▶ [Provided entries]
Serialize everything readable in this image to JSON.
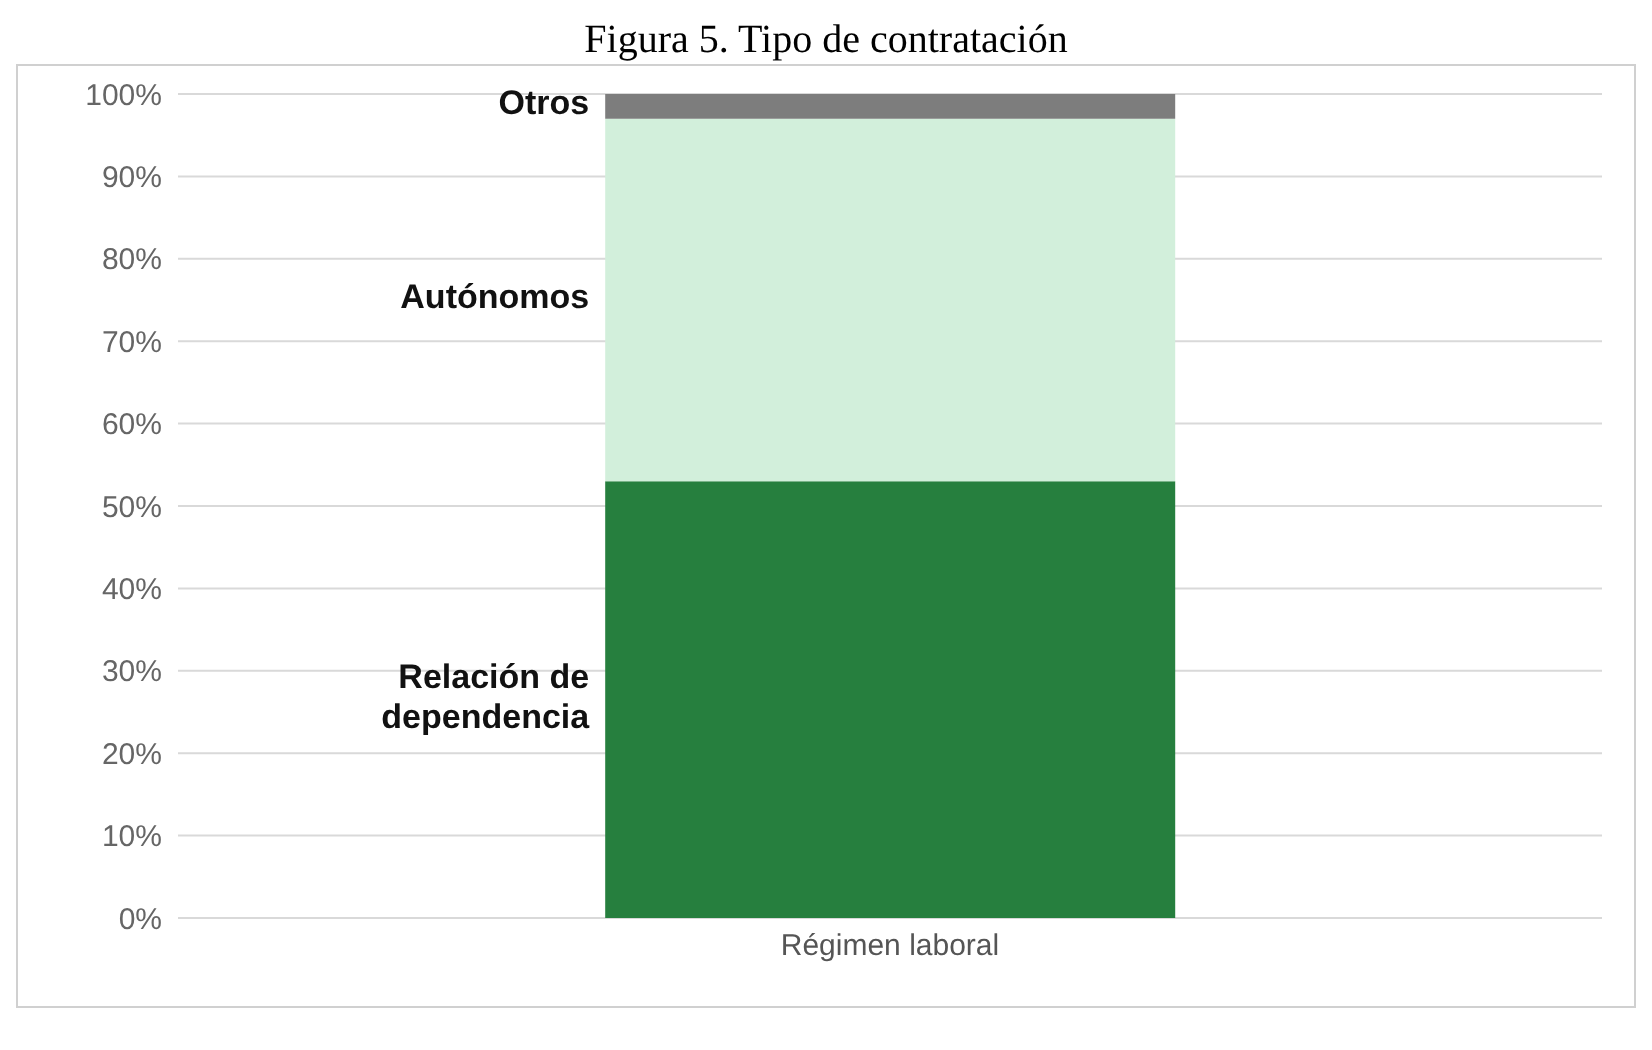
{
  "chart_data": {
    "type": "bar",
    "title": "Figura 5. Tipo de contratación",
    "categories": [
      "Régimen laboral"
    ],
    "stacked": true,
    "series": [
      {
        "name": "Relación de dependencia",
        "color": "#267f3e",
        "values": [
          53
        ]
      },
      {
        "name": "Autónomos",
        "color": "#d2efdb",
        "values": [
          44
        ]
      },
      {
        "name": "Otros",
        "color": "#7d7d7d",
        "values": [
          3
        ]
      }
    ],
    "ylim": [
      0,
      100
    ],
    "yticks": [
      {
        "value": 0,
        "label": "0%"
      },
      {
        "value": 10,
        "label": "10%"
      },
      {
        "value": 20,
        "label": "20%"
      },
      {
        "value": 30,
        "label": "30%"
      },
      {
        "value": 40,
        "label": "40%"
      },
      {
        "value": 50,
        "label": "50%"
      },
      {
        "value": 60,
        "label": "60%"
      },
      {
        "value": 70,
        "label": "70%"
      },
      {
        "value": 80,
        "label": "80%"
      },
      {
        "value": 90,
        "label": "90%"
      },
      {
        "value": 100,
        "label": "100%"
      }
    ],
    "grid": "y",
    "legend": false
  }
}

▶ [What to do] Print the entries above exactly, taking out only the pictures.

▶ [Exercise solution]
Serialize everything readable in this image to JSON.
{
  "chart_data": {
    "type": "bar",
    "title": "Figura 5. Tipo de contratación",
    "categories": [
      "Régimen laboral"
    ],
    "stacked": true,
    "series": [
      {
        "name": "Relación de dependencia",
        "color": "#267f3e",
        "values": [
          53
        ]
      },
      {
        "name": "Autónomos",
        "color": "#d2efdb",
        "values": [
          44
        ]
      },
      {
        "name": "Otros",
        "color": "#7d7d7d",
        "values": [
          3
        ]
      }
    ],
    "ylim": [
      0,
      100
    ],
    "yticks": [
      {
        "value": 0,
        "label": "0%"
      },
      {
        "value": 10,
        "label": "10%"
      },
      {
        "value": 20,
        "label": "20%"
      },
      {
        "value": 30,
        "label": "30%"
      },
      {
        "value": 40,
        "label": "40%"
      },
      {
        "value": 50,
        "label": "50%"
      },
      {
        "value": 60,
        "label": "60%"
      },
      {
        "value": 70,
        "label": "70%"
      },
      {
        "value": 80,
        "label": "80%"
      },
      {
        "value": 90,
        "label": "90%"
      },
      {
        "value": 100,
        "label": "100%"
      }
    ],
    "grid": "y",
    "legend": false
  }
}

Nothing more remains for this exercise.